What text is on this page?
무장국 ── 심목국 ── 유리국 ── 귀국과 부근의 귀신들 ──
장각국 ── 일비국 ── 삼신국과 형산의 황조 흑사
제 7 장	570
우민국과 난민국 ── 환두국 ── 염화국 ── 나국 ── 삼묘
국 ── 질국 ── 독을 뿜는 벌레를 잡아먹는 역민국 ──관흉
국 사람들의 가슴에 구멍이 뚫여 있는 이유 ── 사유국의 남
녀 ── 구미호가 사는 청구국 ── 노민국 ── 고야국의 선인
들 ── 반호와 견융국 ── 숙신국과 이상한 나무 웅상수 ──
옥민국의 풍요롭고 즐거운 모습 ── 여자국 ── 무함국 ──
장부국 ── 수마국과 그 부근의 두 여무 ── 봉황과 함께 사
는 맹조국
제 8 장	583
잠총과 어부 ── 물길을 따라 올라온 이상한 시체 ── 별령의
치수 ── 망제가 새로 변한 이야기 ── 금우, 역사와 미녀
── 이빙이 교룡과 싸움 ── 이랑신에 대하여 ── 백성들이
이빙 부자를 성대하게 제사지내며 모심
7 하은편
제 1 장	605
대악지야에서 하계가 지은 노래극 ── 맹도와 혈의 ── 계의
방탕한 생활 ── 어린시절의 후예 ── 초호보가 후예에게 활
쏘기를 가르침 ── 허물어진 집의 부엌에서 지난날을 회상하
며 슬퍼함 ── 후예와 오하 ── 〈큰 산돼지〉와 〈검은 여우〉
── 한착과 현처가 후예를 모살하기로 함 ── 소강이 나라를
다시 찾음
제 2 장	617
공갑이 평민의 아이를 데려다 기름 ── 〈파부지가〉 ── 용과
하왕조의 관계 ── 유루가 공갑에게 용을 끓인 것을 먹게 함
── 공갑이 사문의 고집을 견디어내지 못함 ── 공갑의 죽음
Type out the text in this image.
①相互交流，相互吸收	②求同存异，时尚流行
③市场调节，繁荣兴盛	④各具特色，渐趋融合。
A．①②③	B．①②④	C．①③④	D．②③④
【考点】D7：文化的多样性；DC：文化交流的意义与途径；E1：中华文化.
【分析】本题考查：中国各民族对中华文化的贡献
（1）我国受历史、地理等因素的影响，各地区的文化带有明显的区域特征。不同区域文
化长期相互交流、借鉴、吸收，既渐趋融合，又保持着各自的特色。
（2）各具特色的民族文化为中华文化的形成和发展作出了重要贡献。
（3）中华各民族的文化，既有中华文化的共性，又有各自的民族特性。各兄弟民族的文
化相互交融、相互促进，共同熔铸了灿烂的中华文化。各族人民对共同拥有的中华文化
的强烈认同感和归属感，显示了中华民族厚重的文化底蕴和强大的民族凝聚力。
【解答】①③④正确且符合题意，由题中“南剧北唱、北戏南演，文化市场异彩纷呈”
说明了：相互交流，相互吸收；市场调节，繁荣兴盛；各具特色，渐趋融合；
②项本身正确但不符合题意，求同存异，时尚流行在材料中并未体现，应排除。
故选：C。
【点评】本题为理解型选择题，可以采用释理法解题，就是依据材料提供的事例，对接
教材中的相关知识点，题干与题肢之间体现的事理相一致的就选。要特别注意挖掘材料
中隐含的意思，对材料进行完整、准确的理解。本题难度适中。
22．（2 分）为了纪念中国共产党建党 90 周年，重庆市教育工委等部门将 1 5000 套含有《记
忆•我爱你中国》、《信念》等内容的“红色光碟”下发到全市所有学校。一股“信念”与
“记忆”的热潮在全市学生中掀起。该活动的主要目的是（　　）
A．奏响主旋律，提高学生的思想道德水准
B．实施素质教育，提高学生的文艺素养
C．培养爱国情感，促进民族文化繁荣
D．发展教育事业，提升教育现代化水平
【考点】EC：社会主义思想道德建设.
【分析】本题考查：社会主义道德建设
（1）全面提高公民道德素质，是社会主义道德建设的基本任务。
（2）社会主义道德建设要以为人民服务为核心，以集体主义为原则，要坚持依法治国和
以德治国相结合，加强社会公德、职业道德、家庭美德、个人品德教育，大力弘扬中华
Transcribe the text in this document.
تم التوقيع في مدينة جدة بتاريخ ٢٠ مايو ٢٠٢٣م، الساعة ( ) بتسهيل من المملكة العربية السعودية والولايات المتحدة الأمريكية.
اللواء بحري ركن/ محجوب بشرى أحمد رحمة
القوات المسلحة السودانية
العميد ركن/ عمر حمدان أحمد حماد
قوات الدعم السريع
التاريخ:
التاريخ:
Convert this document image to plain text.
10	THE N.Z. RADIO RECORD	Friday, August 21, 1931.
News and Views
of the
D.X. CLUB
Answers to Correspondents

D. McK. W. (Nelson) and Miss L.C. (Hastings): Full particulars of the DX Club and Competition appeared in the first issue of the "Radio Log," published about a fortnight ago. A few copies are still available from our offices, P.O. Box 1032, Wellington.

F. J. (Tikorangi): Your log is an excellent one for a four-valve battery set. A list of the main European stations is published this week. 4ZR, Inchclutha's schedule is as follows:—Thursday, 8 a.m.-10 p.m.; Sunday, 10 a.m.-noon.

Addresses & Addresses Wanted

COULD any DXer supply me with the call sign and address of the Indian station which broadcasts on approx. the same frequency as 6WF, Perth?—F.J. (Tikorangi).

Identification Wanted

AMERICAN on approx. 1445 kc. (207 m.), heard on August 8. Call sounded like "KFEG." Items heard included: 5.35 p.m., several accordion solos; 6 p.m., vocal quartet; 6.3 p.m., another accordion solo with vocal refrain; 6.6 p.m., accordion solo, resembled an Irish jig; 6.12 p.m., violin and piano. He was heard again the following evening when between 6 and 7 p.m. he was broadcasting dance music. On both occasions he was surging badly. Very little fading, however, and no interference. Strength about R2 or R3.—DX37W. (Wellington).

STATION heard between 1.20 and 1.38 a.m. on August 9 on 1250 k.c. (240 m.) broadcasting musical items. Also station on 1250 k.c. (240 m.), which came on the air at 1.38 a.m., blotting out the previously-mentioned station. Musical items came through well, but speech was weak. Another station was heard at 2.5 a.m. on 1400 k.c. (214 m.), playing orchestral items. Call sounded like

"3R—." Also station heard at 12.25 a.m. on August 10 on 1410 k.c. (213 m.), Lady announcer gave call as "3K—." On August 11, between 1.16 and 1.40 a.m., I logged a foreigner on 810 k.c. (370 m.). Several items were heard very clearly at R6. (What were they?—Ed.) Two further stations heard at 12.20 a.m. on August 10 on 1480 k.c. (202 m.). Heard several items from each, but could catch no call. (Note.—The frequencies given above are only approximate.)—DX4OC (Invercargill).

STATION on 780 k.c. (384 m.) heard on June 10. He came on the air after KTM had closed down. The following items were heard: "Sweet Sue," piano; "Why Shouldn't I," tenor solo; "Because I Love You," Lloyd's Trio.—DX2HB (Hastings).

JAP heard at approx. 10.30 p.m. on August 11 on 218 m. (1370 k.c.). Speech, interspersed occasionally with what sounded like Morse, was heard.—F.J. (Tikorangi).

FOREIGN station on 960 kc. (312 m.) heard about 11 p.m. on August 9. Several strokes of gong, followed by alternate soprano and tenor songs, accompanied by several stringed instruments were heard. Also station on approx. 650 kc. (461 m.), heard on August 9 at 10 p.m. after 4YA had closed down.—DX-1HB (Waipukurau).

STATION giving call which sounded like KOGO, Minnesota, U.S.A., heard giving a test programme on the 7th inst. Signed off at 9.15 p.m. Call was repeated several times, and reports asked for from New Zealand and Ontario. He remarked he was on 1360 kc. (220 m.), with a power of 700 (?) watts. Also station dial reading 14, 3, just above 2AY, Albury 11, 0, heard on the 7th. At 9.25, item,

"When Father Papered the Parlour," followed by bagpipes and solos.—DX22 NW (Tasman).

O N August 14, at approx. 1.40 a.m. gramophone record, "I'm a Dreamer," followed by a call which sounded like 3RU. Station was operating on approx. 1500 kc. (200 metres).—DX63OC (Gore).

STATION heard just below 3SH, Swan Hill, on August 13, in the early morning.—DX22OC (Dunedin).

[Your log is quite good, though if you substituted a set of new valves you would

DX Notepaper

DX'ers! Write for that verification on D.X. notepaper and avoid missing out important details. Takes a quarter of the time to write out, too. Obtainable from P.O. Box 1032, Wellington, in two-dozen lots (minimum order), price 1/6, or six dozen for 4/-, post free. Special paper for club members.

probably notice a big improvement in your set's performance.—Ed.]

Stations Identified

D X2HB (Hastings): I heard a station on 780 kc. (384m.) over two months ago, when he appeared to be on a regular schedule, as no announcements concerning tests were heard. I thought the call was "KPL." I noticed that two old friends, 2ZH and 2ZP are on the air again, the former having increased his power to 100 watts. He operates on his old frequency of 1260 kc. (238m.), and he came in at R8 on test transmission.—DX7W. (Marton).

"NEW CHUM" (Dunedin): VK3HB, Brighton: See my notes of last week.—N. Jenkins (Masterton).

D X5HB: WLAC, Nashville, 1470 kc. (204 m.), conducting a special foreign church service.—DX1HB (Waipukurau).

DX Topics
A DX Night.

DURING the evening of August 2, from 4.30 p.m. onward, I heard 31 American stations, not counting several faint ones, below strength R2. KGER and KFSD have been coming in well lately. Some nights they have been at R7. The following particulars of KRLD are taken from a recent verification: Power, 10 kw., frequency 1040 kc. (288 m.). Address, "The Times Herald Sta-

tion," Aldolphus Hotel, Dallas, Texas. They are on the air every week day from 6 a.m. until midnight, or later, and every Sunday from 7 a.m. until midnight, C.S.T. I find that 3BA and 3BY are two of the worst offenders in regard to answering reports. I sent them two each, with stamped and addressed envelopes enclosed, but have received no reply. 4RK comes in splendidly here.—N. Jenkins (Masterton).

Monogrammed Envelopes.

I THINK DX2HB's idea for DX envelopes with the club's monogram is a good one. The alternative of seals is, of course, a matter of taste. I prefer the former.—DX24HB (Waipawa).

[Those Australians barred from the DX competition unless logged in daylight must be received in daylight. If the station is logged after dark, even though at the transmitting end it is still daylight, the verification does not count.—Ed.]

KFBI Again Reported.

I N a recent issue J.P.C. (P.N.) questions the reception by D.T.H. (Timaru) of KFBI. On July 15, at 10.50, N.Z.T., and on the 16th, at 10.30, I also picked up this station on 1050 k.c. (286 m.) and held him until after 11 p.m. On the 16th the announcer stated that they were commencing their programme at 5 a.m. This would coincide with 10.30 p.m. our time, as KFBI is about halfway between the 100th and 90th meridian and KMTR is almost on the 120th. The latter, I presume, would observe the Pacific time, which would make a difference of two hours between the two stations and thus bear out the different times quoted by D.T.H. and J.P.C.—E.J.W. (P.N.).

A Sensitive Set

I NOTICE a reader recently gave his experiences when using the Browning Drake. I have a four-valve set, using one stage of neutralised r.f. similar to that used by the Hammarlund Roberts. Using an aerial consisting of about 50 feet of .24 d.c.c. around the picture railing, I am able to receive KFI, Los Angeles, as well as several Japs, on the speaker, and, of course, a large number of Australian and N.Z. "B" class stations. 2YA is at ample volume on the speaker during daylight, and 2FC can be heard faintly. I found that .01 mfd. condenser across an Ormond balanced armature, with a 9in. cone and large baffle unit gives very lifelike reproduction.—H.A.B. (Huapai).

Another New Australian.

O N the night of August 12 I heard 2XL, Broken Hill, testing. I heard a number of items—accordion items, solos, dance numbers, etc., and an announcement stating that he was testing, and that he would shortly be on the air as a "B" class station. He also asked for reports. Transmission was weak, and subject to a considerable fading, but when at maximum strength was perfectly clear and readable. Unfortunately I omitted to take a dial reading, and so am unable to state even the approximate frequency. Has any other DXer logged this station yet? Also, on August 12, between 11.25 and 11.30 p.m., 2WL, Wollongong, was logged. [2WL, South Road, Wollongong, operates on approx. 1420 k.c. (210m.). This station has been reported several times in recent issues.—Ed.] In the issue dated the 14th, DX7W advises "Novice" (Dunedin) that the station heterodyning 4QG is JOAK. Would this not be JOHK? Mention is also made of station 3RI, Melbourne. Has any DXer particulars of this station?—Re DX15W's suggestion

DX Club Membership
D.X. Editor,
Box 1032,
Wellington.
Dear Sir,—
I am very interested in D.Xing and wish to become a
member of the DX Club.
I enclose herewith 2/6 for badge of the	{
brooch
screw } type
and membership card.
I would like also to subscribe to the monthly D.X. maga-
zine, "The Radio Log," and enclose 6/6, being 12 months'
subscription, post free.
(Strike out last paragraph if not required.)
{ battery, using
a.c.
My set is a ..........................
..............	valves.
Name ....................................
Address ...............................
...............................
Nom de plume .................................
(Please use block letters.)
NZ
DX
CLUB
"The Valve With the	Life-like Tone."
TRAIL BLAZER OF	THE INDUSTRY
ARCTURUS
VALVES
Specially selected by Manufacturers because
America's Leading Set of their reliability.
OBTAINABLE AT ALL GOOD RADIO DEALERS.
********
AIM: Look through the material and say how many lines hold "just". Give the number only.

THE COMPLETED TASK: 2